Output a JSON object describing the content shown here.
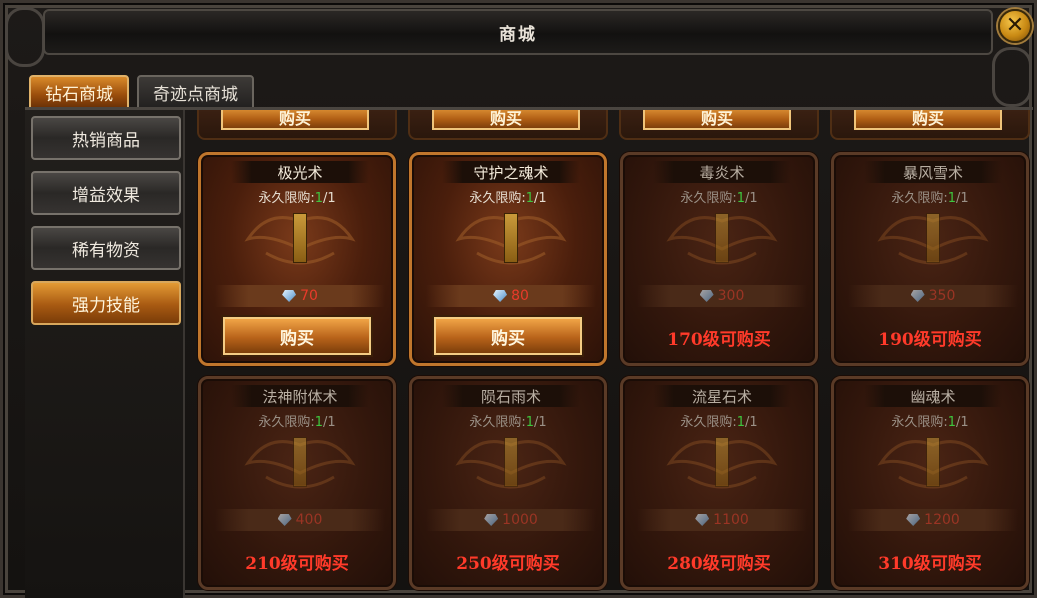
{
  "window": {
    "title": "商城",
    "close_label": "✕"
  },
  "tabs": [
    {
      "label": "钻石商城",
      "active": true
    },
    {
      "label": "奇迹点商城",
      "active": false
    }
  ],
  "sidebar": {
    "items": [
      {
        "label": "热销商品",
        "active": false
      },
      {
        "label": "增益效果",
        "active": false
      },
      {
        "label": "稀有物资",
        "active": false
      },
      {
        "label": "强力技能",
        "active": true
      }
    ]
  },
  "top_row_stub_label": "购买",
  "limit_label": {
    "prefix": "永久限购:",
    "current": "1",
    "sep": "/",
    "max": "1"
  },
  "currency_icon": "diamond-icon",
  "items": [
    {
      "name": "极光术",
      "price": "70",
      "available": true,
      "action": "购买"
    },
    {
      "name": "守护之魂术",
      "price": "80",
      "available": true,
      "action": "购买"
    },
    {
      "name": "毒炎术",
      "price": "300",
      "available": false,
      "action": "170级可购买"
    },
    {
      "name": "暴风雪术",
      "price": "350",
      "available": false,
      "action": "190级可购买"
    },
    {
      "name": "法神附体术",
      "price": "400",
      "available": false,
      "action": "210级可购买"
    },
    {
      "name": "陨石雨术",
      "price": "1000",
      "available": false,
      "action": "250级可购买"
    },
    {
      "name": "流星石术",
      "price": "1100",
      "available": false,
      "action": "280级可购买"
    },
    {
      "name": "幽魂术",
      "price": "1200",
      "available": false,
      "action": "310级可购买"
    }
  ],
  "colors": {
    "accent": "#d98a2a",
    "level_text": "#ff3a2a",
    "price": "#e83a2a",
    "limit_count": "#3ec63e"
  }
}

> PROBLEM DETAILS:
Repeat the records word for word. Any picture in them should be left out.

> SOLUTION TO THE EXERCISE:
Output a JSON object describing the content shown here.
{
  "window": {
    "title": "商城",
    "close_label": "✕"
  },
  "tabs": [
    {
      "label": "钻石商城",
      "active": true
    },
    {
      "label": "奇迹点商城",
      "active": false
    }
  ],
  "sidebar": {
    "items": [
      {
        "label": "热销商品",
        "active": false
      },
      {
        "label": "增益效果",
        "active": false
      },
      {
        "label": "稀有物资",
        "active": false
      },
      {
        "label": "强力技能",
        "active": true
      }
    ]
  },
  "top_row_stub_label": "购买",
  "limit_label": {
    "prefix": "永久限购:",
    "current": "1",
    "sep": "/",
    "max": "1"
  },
  "currency_icon": "diamond-icon",
  "items": [
    {
      "name": "极光术",
      "price": "70",
      "available": true,
      "action": "购买"
    },
    {
      "name": "守护之魂术",
      "price": "80",
      "available": true,
      "action": "购买"
    },
    {
      "name": "毒炎术",
      "price": "300",
      "available": false,
      "action": "170级可购买"
    },
    {
      "name": "暴风雪术",
      "price": "350",
      "available": false,
      "action": "190级可购买"
    },
    {
      "name": "法神附体术",
      "price": "400",
      "available": false,
      "action": "210级可购买"
    },
    {
      "name": "陨石雨术",
      "price": "1000",
      "available": false,
      "action": "250级可购买"
    },
    {
      "name": "流星石术",
      "price": "1100",
      "available": false,
      "action": "280级可购买"
    },
    {
      "name": "幽魂术",
      "price": "1200",
      "available": false,
      "action": "310级可购买"
    }
  ],
  "colors": {
    "accent": "#d98a2a",
    "level_text": "#ff3a2a",
    "price": "#e83a2a",
    "limit_count": "#3ec63e"
  }
}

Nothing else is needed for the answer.